Instruction -
Look through the material and copy each line holding "Spearman".

Raw data -
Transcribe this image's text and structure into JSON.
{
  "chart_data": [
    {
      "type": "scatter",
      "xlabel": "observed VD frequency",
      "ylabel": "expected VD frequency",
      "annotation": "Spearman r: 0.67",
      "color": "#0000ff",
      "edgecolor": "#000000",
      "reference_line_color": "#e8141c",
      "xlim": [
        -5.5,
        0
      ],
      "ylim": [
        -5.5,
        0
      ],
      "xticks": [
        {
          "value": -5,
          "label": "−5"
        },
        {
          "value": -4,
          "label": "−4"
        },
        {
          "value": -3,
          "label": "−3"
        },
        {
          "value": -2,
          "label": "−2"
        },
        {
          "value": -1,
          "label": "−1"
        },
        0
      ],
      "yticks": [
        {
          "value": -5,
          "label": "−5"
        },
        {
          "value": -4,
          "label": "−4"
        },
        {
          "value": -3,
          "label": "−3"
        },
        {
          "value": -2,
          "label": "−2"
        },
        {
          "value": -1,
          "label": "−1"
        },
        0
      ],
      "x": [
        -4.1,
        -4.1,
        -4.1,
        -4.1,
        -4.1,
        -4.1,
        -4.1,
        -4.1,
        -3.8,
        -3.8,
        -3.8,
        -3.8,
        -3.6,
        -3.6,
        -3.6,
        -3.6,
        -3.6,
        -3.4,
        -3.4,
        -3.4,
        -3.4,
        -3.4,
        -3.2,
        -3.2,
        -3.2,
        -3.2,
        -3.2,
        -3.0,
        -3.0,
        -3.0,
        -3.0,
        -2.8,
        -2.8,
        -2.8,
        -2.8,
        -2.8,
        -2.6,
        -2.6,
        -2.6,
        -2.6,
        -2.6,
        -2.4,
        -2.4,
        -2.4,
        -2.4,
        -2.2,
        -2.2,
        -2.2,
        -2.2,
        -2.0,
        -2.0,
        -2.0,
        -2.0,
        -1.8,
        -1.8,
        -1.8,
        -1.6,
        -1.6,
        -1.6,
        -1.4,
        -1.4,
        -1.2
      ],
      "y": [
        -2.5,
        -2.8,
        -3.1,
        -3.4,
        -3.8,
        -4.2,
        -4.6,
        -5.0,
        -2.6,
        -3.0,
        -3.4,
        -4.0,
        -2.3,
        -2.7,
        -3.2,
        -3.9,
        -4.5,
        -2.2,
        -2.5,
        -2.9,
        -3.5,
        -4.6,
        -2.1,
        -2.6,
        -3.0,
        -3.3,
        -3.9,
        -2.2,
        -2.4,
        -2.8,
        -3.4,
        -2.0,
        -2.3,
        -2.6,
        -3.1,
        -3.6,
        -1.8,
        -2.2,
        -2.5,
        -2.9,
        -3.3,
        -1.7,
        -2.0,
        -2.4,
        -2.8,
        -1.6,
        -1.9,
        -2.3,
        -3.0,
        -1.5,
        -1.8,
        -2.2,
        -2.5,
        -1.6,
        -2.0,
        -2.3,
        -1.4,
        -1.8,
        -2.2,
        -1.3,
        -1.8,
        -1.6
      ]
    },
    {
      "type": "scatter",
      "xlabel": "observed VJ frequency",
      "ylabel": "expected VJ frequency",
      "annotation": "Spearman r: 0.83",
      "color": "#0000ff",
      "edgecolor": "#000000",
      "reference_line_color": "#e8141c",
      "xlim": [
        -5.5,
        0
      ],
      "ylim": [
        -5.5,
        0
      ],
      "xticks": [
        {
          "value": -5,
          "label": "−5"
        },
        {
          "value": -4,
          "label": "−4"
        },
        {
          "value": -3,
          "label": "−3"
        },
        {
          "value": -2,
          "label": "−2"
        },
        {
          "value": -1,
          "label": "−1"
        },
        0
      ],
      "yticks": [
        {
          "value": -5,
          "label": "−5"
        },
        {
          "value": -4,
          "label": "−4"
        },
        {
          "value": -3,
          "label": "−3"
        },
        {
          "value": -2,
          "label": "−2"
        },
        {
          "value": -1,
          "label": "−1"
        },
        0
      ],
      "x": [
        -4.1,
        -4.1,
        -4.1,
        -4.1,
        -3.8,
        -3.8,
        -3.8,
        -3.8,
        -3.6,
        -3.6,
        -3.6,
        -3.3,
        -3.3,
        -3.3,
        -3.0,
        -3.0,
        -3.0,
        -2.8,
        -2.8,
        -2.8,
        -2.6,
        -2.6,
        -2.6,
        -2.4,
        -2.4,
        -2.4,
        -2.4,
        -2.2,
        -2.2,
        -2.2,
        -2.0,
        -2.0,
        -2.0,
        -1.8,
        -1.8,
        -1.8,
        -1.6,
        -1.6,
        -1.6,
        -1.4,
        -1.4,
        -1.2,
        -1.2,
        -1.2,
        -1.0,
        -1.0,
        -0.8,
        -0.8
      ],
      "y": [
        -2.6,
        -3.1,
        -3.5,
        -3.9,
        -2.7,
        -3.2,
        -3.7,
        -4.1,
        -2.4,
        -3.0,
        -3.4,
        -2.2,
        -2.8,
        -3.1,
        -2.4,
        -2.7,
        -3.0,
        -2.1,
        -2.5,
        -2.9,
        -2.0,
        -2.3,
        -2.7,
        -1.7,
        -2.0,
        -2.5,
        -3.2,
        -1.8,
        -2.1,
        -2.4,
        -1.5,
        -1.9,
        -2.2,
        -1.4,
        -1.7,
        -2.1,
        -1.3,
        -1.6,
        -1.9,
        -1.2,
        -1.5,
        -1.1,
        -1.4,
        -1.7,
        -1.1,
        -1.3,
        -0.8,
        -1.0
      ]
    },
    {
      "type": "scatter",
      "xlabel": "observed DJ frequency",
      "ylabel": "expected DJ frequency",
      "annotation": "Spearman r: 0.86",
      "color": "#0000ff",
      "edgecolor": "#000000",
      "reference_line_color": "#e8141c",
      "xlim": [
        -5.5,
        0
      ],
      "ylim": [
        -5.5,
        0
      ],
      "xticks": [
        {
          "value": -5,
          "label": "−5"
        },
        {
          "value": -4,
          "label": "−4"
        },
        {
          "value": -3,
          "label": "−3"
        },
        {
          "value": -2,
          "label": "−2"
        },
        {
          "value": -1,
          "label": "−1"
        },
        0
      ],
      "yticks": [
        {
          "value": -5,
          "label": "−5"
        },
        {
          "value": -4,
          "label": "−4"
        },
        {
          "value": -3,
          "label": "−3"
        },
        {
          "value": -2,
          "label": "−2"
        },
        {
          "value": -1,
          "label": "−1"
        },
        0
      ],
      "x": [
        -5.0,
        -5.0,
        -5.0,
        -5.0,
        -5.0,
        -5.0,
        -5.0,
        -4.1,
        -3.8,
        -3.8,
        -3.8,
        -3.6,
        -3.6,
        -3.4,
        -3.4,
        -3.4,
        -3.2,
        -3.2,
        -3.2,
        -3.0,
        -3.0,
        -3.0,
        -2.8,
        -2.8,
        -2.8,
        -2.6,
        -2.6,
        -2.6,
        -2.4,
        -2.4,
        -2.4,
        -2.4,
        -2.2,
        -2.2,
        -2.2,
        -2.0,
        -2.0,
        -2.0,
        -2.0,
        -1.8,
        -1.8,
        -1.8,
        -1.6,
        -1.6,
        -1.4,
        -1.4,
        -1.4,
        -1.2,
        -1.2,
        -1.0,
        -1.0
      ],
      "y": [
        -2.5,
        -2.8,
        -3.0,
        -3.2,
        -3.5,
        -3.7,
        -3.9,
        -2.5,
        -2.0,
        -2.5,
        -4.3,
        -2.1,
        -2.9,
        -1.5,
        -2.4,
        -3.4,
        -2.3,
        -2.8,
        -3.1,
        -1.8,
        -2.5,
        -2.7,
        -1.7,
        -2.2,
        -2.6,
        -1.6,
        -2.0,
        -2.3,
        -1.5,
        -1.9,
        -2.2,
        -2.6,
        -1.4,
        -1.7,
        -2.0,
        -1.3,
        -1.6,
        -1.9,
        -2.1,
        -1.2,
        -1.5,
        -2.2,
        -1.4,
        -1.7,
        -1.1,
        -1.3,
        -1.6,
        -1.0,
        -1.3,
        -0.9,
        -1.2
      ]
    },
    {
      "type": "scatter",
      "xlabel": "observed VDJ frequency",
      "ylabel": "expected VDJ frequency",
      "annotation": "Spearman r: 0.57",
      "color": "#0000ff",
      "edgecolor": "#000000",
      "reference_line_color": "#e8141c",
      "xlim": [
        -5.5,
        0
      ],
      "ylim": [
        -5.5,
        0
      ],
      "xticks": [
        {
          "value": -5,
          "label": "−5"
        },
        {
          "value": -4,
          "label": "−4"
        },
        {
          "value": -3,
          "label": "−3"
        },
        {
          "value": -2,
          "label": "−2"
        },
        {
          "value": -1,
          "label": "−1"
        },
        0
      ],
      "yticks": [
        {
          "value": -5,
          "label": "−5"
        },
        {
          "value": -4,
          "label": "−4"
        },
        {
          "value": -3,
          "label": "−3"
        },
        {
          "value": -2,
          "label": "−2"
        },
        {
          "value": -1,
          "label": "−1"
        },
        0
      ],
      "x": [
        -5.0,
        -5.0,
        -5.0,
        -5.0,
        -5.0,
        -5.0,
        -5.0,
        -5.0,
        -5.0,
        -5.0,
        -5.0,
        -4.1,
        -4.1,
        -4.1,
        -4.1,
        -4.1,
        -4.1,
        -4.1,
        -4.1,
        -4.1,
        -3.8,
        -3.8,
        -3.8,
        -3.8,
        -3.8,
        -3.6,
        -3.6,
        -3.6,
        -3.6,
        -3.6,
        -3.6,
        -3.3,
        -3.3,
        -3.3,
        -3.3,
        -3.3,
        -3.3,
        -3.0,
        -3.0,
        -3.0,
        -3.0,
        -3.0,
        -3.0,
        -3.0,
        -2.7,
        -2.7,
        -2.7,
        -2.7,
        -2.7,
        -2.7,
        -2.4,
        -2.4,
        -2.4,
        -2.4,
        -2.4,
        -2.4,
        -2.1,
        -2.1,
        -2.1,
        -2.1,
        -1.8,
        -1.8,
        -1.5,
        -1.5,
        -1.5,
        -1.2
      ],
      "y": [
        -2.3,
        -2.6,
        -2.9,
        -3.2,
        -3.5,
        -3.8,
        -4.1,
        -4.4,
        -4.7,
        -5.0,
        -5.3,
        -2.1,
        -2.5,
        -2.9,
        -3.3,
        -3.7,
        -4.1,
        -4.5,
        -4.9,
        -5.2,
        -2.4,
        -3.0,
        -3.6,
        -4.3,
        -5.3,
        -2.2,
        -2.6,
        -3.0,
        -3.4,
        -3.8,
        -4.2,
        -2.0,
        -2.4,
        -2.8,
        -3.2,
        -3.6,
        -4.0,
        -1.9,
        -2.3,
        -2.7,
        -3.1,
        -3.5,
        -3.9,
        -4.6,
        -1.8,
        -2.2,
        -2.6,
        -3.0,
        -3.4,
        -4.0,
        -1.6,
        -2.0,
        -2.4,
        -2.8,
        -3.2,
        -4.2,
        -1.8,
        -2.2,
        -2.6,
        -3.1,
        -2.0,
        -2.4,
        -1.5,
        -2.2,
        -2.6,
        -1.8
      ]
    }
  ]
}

Solution to the problem -
      "annotation": "Spearman r: 0.67",
      "annotation": "Spearman r: 0.83",
      "annotation": "Spearman r: 0.86",
      "annotation": "Spearman r: 0.57",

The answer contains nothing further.